» **YOUR TASK**
Rewrite the data below with "UI element" replaced by "interface item" everywhere and nothing else changed. Leave the pictures out.

» **DATASET RECORDS**
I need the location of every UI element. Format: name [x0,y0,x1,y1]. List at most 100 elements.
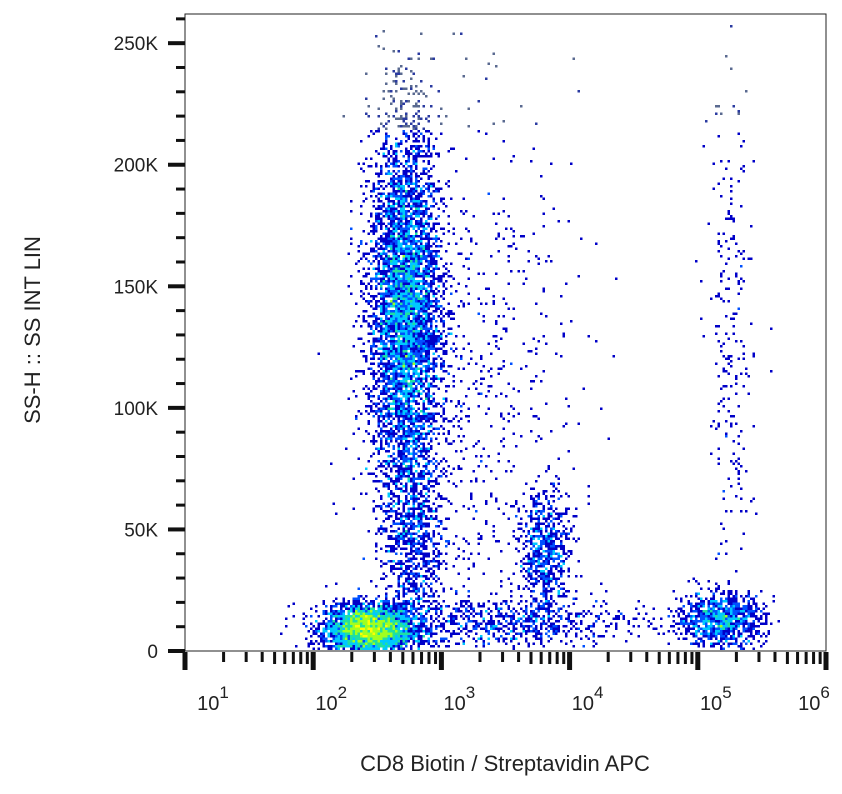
density-cell [427,265,430,268]
density-cell [310,635,313,638]
density-cell [717,610,720,613]
density-cell [395,172,398,175]
density-cell [350,640,353,643]
density-cell [382,627,385,630]
density-cell [370,240,373,243]
density-cell [385,322,388,325]
density-cell [395,357,398,360]
density-cell [397,380,400,383]
density-cell [540,565,543,568]
density-cell [417,392,420,395]
density-cell [335,615,338,618]
density-cell [530,575,533,578]
density-cell [350,645,353,648]
density-cell [385,602,388,605]
density-cell [707,635,710,638]
density-cell [442,330,445,333]
density-cell [412,265,415,268]
density-cell [545,577,548,580]
density-cell [400,150,403,153]
density-cell [395,150,398,153]
density-cell [562,525,565,528]
density-cell [387,465,390,468]
density-cell [395,352,398,355]
density-cell [407,630,410,633]
density-cell [427,317,430,320]
density-cell [705,632,708,635]
density-cell [412,482,415,485]
density-cell [565,510,568,513]
density-cell [435,187,438,190]
density-cell [417,257,420,260]
density-cell [422,200,425,203]
density-cell [432,357,435,360]
density-cell [675,632,678,635]
density-cell [367,105,370,108]
density-cell [542,595,545,598]
density-cell [407,240,410,243]
density-cell [400,452,403,455]
density-cell [337,610,340,613]
density-cell [445,390,448,393]
density-cell [410,377,413,380]
density-cell [362,355,365,358]
density-cell [522,562,525,565]
density-cell [705,625,708,628]
density-cell [415,542,418,545]
density-cell [315,640,318,643]
density-cell [342,610,345,613]
density-cell [410,242,413,245]
density-cell [385,630,388,633]
density-cell [545,597,548,600]
density-cell [347,607,350,610]
density-cell [430,437,433,440]
density-cell [682,620,685,623]
density-cell [547,630,550,633]
density-cell [407,355,410,358]
density-cell [417,640,420,643]
density-cell [532,545,535,548]
density-cell [412,145,415,148]
density-cell [390,222,393,225]
density-cell [337,645,340,648]
density-cell [527,575,530,578]
density-cell [340,635,343,638]
density-cell [397,437,400,440]
density-cell [415,207,418,210]
density-cell [410,387,413,390]
density-cell [417,382,420,385]
density-cell [652,607,655,610]
density-cell [565,557,568,560]
density-cell [415,200,418,203]
density-cell [420,495,423,498]
density-cell [375,315,378,318]
density-cell [417,285,420,288]
density-cell [392,340,395,343]
density-cell [397,180,400,183]
density-cell [717,607,720,610]
density-cell [377,277,380,280]
density-cell [415,182,418,185]
density-cell [397,240,400,243]
density-cell [377,632,380,635]
density-cell [402,297,405,300]
density-cell [385,262,388,265]
density-cell [407,332,410,335]
density-cell [317,642,320,645]
density-cell [455,617,458,620]
density-cell [430,382,433,385]
density-cell [467,595,470,598]
density-cell [427,285,430,288]
density-cell [390,270,393,273]
density-cell [400,607,403,610]
density-cell [390,367,393,370]
density-cell [420,330,423,333]
density-cell [690,602,693,605]
density-cell [417,412,420,415]
density-cell [370,367,373,370]
density-cell [415,412,418,415]
density-cell [435,190,438,193]
density-cell [417,105,420,108]
density-cell [420,260,423,263]
density-cell [532,562,535,565]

» **WRITTEN RESPONSE**
I need the location of every interface item. Format: name [x0,y0,x1,y1]. List at most 100 elements.
density-cell [427,265,430,268]
density-cell [310,635,313,638]
density-cell [717,610,720,613]
density-cell [395,172,398,175]
density-cell [350,640,353,643]
density-cell [382,627,385,630]
density-cell [370,240,373,243]
density-cell [385,322,388,325]
density-cell [395,357,398,360]
density-cell [397,380,400,383]
density-cell [540,565,543,568]
density-cell [417,392,420,395]
density-cell [335,615,338,618]
density-cell [530,575,533,578]
density-cell [350,645,353,648]
density-cell [385,602,388,605]
density-cell [707,635,710,638]
density-cell [442,330,445,333]
density-cell [412,265,415,268]
density-cell [545,577,548,580]
density-cell [400,150,403,153]
density-cell [395,150,398,153]
density-cell [562,525,565,528]
density-cell [387,465,390,468]
density-cell [395,352,398,355]
density-cell [407,630,410,633]
density-cell [427,317,430,320]
density-cell [705,632,708,635]
density-cell [412,482,415,485]
density-cell [565,510,568,513]
density-cell [435,187,438,190]
density-cell [417,257,420,260]
density-cell [422,200,425,203]
density-cell [432,357,435,360]
density-cell [675,632,678,635]
density-cell [367,105,370,108]
density-cell [542,595,545,598]
density-cell [407,240,410,243]
density-cell [400,452,403,455]
density-cell [337,610,340,613]
density-cell [445,390,448,393]
density-cell [410,377,413,380]
density-cell [362,355,365,358]
density-cell [522,562,525,565]
density-cell [705,625,708,628]
density-cell [415,542,418,545]
density-cell [315,640,318,643]
density-cell [342,610,345,613]
density-cell [410,242,413,245]
density-cell [385,630,388,633]
density-cell [545,597,548,600]
density-cell [347,607,350,610]
density-cell [430,437,433,440]
density-cell [682,620,685,623]
density-cell [547,630,550,633]
density-cell [407,355,410,358]
density-cell [417,640,420,643]
density-cell [532,545,535,548]
density-cell [412,145,415,148]
density-cell [390,222,393,225]
density-cell [337,645,340,648]
density-cell [527,575,530,578]
density-cell [340,635,343,638]
density-cell [397,437,400,440]
density-cell [415,207,418,210]
density-cell [410,387,413,390]
density-cell [417,382,420,385]
density-cell [652,607,655,610]
density-cell [565,557,568,560]
density-cell [415,200,418,203]
density-cell [420,495,423,498]
density-cell [375,315,378,318]
density-cell [417,285,420,288]
density-cell [392,340,395,343]
density-cell [397,180,400,183]
density-cell [717,607,720,610]
density-cell [377,277,380,280]
density-cell [415,182,418,185]
density-cell [397,240,400,243]
density-cell [377,632,380,635]
density-cell [402,297,405,300]
density-cell [385,262,388,265]
density-cell [407,332,410,335]
density-cell [317,642,320,645]
density-cell [455,617,458,620]
density-cell [430,382,433,385]
density-cell [467,595,470,598]
density-cell [427,285,430,288]
density-cell [390,270,393,273]
density-cell [400,607,403,610]
density-cell [390,367,393,370]
density-cell [420,330,423,333]
density-cell [690,602,693,605]
density-cell [417,412,420,415]
density-cell [370,367,373,370]
density-cell [415,412,418,415]
density-cell [435,190,438,193]
density-cell [417,105,420,108]
density-cell [420,260,423,263]
density-cell [532,562,535,565]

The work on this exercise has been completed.